**Information given:**
** Start **

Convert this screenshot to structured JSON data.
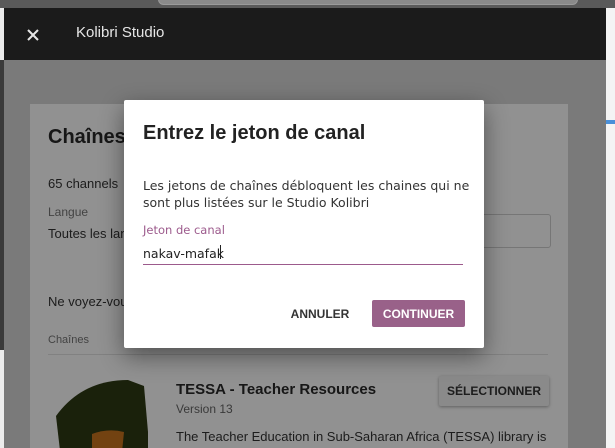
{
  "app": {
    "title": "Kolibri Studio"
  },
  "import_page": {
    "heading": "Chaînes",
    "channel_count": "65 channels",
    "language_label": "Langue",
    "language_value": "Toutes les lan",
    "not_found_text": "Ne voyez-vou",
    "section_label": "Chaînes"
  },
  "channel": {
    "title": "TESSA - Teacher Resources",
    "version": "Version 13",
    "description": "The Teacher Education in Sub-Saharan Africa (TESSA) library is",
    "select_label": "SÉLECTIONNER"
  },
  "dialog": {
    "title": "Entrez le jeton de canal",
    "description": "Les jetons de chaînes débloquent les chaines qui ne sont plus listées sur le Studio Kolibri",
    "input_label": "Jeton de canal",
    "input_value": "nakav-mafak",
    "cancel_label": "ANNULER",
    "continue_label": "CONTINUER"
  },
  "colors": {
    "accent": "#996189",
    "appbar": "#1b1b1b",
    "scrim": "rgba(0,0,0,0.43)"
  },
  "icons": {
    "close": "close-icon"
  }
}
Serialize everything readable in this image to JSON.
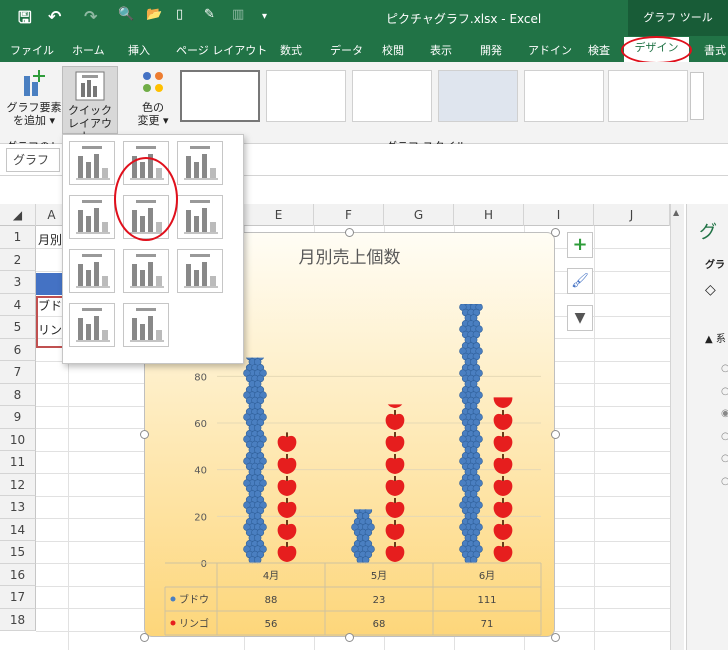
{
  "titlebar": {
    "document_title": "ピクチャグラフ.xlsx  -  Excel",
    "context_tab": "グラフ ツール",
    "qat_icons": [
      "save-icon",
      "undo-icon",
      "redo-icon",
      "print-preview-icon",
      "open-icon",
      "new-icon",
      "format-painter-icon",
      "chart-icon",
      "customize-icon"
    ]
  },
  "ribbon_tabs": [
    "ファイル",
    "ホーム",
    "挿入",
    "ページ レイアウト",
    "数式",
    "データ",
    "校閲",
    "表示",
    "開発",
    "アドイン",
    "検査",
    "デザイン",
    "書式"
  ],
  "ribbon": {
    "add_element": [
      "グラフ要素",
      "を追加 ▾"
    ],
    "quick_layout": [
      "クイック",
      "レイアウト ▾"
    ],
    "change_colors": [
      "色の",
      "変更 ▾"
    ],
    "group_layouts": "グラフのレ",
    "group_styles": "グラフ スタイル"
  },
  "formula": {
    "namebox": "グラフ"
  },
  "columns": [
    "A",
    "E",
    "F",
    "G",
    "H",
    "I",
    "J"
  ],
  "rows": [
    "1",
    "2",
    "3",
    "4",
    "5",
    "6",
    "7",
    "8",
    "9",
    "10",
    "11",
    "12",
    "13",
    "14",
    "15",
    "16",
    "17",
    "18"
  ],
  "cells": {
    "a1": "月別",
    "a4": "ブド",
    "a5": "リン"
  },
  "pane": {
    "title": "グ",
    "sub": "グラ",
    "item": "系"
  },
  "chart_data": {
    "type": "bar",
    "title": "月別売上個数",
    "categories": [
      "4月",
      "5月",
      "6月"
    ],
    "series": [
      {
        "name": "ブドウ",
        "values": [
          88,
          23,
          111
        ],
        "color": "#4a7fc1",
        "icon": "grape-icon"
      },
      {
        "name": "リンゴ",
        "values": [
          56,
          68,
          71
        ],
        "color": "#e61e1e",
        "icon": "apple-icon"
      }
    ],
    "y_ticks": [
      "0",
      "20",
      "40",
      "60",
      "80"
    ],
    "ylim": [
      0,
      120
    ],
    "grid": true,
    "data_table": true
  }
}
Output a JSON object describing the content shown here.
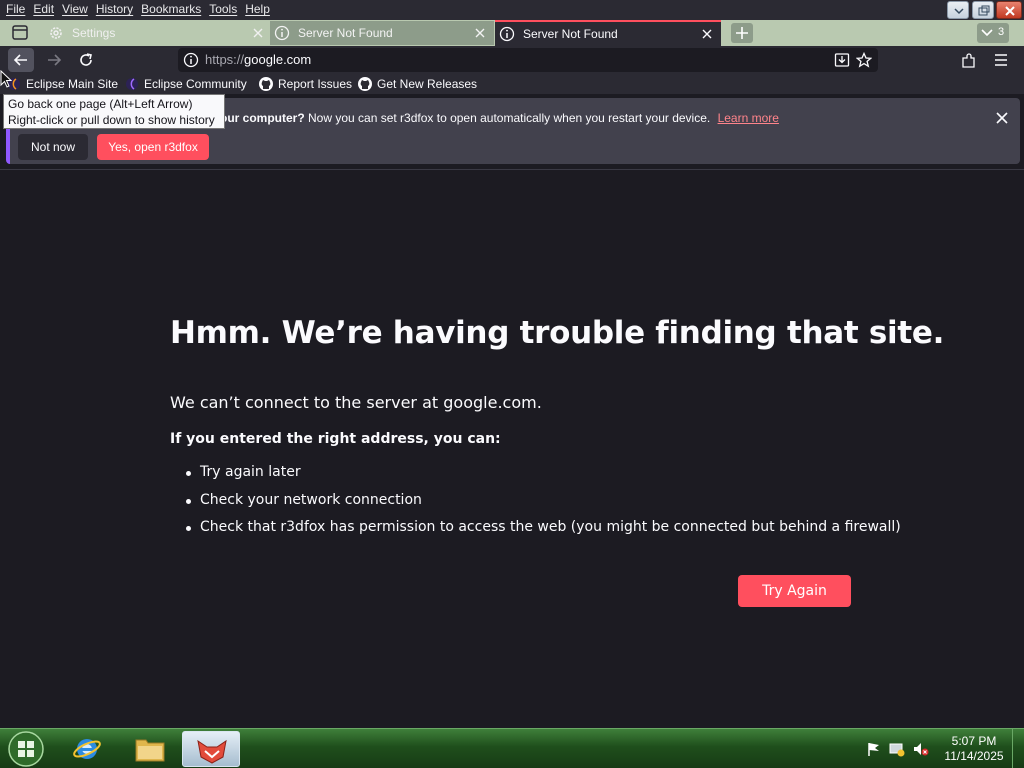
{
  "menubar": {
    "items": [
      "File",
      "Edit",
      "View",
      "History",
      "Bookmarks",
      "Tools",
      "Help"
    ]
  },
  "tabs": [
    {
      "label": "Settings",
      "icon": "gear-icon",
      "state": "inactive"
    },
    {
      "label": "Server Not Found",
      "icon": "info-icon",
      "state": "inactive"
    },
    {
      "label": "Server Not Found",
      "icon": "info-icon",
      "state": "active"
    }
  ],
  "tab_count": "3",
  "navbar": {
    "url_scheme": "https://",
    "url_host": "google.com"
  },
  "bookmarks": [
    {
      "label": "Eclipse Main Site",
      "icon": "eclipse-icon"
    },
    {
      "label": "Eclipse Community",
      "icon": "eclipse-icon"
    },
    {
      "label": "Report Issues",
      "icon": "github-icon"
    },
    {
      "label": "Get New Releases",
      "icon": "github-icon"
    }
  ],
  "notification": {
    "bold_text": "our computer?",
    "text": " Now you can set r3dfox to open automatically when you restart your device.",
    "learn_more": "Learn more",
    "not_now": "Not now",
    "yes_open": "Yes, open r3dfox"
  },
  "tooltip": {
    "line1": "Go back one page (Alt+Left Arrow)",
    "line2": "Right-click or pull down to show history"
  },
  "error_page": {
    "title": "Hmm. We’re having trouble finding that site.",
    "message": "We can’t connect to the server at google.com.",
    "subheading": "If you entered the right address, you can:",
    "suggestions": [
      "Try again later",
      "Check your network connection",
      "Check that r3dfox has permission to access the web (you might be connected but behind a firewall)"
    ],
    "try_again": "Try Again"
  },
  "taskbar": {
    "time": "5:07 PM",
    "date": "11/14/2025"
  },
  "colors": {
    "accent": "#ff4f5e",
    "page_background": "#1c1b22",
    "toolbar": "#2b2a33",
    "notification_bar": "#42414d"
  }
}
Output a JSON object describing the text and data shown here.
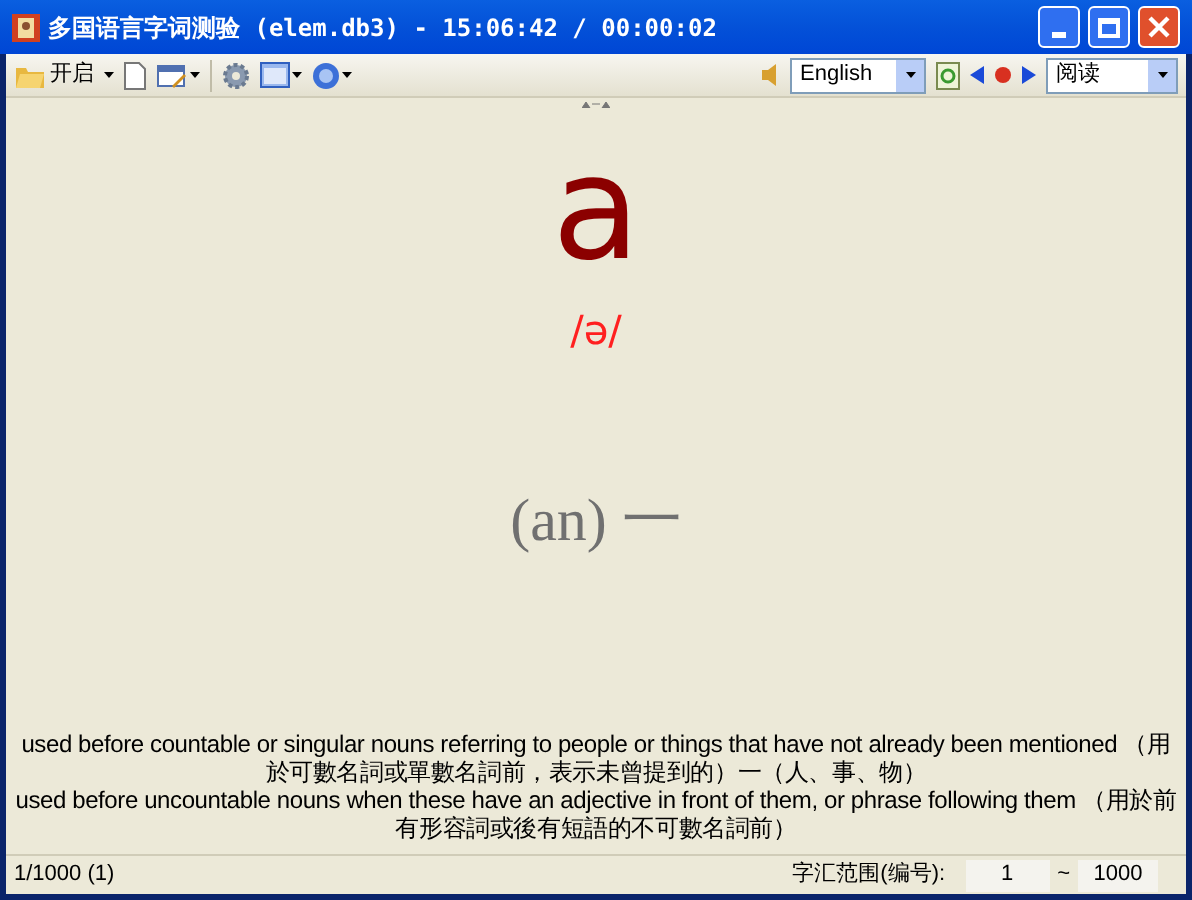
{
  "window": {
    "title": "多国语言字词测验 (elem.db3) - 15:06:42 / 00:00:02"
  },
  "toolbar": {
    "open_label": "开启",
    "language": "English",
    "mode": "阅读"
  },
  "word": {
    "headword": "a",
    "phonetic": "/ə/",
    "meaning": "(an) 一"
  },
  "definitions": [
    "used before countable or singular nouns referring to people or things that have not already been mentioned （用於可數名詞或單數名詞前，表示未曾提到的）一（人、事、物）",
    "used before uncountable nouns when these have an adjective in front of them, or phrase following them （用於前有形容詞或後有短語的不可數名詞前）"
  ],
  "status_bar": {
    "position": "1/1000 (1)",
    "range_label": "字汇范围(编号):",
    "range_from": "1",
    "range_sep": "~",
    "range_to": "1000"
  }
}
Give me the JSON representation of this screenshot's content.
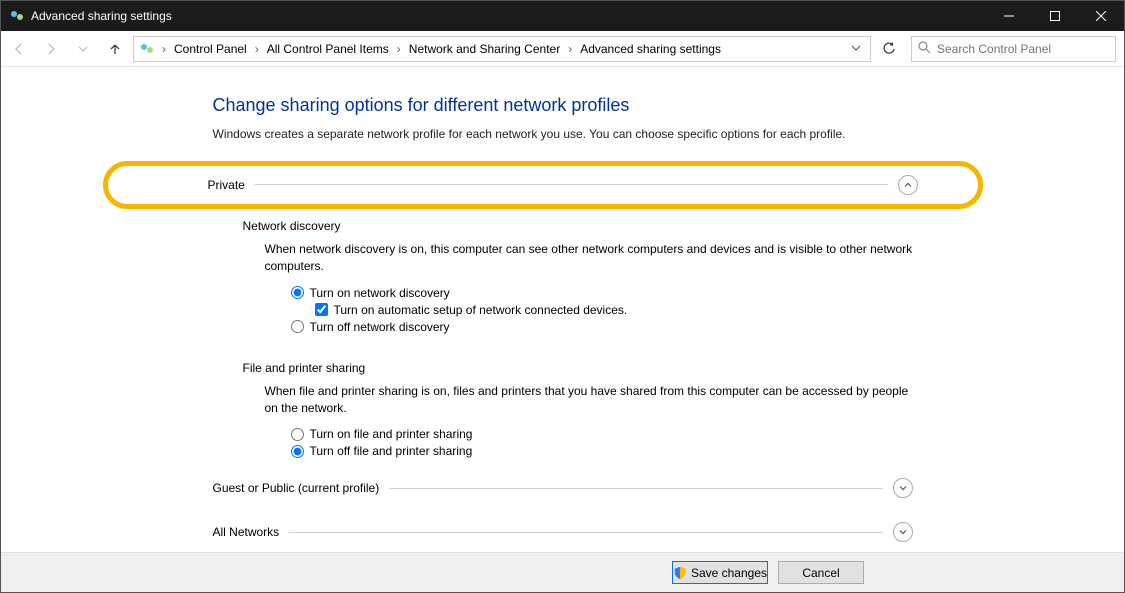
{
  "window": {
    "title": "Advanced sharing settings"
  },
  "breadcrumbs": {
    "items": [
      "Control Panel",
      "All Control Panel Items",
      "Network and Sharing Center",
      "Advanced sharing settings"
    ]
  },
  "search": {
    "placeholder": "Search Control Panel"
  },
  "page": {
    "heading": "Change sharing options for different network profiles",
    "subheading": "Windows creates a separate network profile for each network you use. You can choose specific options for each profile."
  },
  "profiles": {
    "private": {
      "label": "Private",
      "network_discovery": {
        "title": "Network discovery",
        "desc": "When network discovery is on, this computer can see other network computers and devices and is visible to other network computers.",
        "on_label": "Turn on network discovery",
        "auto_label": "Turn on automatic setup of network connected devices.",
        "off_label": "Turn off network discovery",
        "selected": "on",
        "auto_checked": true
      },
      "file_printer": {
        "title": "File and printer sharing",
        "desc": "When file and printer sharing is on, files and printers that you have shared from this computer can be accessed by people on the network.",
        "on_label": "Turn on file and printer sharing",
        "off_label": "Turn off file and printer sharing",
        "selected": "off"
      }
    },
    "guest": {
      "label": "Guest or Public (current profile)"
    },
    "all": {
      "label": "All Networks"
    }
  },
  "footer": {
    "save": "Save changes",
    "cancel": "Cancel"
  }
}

** End **

**Exercise directions:**
Show the lines of the material that contain the word "devices".

**Result for this exercise:**
        "desc": "When network discovery is on, this computer can see other network computers and devices and is visible to other network computers.",
        "auto_label": "Turn on automatic setup of network connected devices.",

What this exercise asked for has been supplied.